Aim =
Whenever a line contains the string "screenshot", copy it out of the entries.

Extracted information =
*-*-*

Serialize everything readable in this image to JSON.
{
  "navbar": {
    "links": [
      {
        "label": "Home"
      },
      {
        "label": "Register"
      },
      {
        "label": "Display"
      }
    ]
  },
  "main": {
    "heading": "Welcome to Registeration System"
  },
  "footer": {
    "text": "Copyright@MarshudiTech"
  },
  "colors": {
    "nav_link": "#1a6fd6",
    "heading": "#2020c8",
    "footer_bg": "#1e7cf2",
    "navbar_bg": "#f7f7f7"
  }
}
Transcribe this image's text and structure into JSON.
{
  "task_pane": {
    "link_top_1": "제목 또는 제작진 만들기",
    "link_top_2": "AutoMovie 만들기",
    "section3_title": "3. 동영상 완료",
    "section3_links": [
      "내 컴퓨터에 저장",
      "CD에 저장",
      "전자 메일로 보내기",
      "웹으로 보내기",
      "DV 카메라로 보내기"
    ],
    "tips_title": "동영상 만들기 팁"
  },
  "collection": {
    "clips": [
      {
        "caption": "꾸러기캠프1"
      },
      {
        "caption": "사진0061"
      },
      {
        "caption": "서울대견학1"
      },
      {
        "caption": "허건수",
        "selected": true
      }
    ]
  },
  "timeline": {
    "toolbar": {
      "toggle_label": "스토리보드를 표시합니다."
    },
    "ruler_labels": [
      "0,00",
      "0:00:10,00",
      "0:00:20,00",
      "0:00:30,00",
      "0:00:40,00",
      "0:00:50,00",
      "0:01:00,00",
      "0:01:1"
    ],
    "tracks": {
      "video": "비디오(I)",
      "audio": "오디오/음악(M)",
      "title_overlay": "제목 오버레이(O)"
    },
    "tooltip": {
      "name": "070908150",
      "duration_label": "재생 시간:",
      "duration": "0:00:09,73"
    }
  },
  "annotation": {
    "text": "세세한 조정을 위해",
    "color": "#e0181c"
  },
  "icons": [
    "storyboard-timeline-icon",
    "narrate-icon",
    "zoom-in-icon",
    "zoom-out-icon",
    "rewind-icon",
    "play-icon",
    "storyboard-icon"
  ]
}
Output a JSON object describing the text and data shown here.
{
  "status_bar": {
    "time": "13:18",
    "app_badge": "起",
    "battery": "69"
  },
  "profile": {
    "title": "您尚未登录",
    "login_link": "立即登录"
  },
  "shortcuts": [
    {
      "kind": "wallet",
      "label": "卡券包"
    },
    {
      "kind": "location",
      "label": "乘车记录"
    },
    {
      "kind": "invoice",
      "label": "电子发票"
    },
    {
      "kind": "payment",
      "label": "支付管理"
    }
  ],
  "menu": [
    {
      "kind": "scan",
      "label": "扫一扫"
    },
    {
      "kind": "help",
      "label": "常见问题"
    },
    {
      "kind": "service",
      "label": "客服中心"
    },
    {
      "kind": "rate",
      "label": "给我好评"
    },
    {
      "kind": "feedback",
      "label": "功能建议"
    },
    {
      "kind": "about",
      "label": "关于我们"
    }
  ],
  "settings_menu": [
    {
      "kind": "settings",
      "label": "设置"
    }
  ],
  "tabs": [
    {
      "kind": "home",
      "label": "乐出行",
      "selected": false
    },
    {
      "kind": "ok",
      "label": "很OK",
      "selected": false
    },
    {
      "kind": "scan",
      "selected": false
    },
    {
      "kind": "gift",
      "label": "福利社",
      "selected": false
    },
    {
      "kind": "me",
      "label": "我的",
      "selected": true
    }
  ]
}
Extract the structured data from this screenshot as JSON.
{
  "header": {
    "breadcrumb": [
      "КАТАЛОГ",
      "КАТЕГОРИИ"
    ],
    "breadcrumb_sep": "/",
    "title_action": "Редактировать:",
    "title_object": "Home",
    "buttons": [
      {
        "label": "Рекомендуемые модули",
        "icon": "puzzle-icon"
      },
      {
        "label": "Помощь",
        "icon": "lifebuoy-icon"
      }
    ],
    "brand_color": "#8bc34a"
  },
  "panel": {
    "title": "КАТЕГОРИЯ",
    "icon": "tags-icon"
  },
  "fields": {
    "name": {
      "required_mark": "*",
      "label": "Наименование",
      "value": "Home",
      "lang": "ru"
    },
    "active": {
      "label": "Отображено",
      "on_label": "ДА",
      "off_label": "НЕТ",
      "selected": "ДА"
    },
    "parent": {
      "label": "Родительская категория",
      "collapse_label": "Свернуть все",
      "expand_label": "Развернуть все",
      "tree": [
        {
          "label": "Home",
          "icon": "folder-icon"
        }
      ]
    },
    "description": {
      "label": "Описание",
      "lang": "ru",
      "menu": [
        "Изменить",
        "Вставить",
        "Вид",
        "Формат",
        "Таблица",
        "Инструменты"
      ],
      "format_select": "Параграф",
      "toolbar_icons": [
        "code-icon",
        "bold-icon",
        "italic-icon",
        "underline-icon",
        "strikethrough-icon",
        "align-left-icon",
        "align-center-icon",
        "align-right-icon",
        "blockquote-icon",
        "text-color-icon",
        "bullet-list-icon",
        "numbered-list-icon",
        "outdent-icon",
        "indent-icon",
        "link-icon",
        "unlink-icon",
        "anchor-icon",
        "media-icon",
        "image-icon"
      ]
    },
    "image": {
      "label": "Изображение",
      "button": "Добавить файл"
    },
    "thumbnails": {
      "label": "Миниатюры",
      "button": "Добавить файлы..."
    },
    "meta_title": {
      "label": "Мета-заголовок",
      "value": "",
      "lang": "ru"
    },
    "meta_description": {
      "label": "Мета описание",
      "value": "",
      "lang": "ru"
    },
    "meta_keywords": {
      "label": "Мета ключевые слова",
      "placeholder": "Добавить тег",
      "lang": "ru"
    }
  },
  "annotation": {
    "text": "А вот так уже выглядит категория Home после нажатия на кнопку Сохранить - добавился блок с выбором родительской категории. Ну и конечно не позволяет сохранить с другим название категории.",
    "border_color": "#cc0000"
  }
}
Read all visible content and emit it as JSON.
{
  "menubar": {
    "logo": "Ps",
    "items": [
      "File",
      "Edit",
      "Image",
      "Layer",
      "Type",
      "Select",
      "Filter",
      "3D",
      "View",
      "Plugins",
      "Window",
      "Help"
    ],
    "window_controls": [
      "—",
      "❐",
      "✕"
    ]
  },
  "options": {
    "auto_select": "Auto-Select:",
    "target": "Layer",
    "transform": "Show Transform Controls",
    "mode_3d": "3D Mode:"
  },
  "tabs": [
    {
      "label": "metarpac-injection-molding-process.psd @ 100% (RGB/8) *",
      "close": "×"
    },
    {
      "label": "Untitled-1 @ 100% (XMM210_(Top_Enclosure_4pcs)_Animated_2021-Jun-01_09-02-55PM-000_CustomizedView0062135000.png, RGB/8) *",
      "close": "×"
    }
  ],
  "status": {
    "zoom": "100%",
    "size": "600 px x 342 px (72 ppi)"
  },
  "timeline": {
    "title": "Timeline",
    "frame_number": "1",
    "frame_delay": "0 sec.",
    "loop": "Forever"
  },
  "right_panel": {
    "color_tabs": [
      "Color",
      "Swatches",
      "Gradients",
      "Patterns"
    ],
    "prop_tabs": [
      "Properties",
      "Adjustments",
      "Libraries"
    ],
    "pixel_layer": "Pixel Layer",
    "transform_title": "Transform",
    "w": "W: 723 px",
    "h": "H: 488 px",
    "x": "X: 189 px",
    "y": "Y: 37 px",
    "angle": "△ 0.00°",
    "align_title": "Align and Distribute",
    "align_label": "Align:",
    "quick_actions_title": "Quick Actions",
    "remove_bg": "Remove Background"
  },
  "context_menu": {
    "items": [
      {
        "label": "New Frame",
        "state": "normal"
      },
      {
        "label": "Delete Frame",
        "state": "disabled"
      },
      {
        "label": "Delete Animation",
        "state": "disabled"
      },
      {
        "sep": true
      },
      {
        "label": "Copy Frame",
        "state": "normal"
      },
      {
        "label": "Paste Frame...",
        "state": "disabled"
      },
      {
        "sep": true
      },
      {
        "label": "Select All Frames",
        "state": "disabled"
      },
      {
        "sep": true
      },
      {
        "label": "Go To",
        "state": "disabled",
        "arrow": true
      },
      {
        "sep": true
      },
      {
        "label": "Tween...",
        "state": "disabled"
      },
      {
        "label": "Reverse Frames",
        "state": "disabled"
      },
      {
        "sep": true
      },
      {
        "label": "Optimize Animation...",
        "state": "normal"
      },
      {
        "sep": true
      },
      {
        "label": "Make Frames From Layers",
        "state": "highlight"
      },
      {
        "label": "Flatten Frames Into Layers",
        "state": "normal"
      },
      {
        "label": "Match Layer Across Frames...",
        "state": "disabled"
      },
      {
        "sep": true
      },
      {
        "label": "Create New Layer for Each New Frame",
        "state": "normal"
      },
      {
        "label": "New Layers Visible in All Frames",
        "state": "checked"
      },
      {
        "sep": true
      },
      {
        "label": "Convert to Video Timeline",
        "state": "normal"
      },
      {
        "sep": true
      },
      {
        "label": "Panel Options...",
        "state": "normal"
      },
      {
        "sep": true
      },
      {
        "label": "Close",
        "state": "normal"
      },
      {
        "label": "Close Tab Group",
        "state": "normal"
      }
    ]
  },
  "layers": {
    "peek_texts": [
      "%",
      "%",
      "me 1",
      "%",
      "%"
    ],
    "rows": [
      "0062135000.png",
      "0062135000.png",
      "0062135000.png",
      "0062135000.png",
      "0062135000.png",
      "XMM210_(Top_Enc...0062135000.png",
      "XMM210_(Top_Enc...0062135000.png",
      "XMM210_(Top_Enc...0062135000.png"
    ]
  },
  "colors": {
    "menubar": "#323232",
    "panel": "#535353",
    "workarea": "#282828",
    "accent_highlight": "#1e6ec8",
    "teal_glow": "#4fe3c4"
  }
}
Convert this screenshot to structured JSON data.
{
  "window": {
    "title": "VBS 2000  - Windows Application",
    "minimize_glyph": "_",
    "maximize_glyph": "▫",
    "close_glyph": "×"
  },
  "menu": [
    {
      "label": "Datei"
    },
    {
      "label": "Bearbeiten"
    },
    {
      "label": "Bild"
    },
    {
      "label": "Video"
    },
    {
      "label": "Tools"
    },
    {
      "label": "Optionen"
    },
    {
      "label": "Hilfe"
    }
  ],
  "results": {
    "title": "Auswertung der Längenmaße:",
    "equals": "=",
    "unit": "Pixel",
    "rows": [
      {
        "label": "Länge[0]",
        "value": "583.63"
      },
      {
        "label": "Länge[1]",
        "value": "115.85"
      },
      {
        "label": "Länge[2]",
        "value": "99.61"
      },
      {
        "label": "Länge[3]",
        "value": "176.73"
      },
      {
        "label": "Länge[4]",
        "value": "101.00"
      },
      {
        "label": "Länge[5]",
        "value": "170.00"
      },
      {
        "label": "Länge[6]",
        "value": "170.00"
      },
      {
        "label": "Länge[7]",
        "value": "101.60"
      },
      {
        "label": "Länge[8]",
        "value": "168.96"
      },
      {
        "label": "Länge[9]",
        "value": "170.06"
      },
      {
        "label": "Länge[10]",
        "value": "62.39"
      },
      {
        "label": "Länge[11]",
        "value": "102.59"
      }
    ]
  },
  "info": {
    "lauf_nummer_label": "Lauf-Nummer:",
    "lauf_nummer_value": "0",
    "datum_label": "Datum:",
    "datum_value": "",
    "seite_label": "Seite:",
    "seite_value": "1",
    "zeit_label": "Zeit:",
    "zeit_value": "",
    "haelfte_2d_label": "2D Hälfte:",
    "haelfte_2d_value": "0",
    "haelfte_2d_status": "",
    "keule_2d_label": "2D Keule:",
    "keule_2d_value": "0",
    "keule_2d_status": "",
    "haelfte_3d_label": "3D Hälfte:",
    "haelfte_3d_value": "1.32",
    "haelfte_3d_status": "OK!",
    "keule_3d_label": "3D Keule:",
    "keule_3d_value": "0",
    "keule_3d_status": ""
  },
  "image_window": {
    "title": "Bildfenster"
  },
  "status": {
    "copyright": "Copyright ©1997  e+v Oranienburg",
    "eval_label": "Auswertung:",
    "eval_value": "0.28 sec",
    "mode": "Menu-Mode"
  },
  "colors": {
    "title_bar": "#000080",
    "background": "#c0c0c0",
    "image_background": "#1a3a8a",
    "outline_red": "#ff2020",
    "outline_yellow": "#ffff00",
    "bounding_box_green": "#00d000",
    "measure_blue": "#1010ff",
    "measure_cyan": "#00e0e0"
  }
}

*-*-*

Task answer =
Extract the structured data from this screenshot as JSON.
Convert this screenshot to structured JSON data.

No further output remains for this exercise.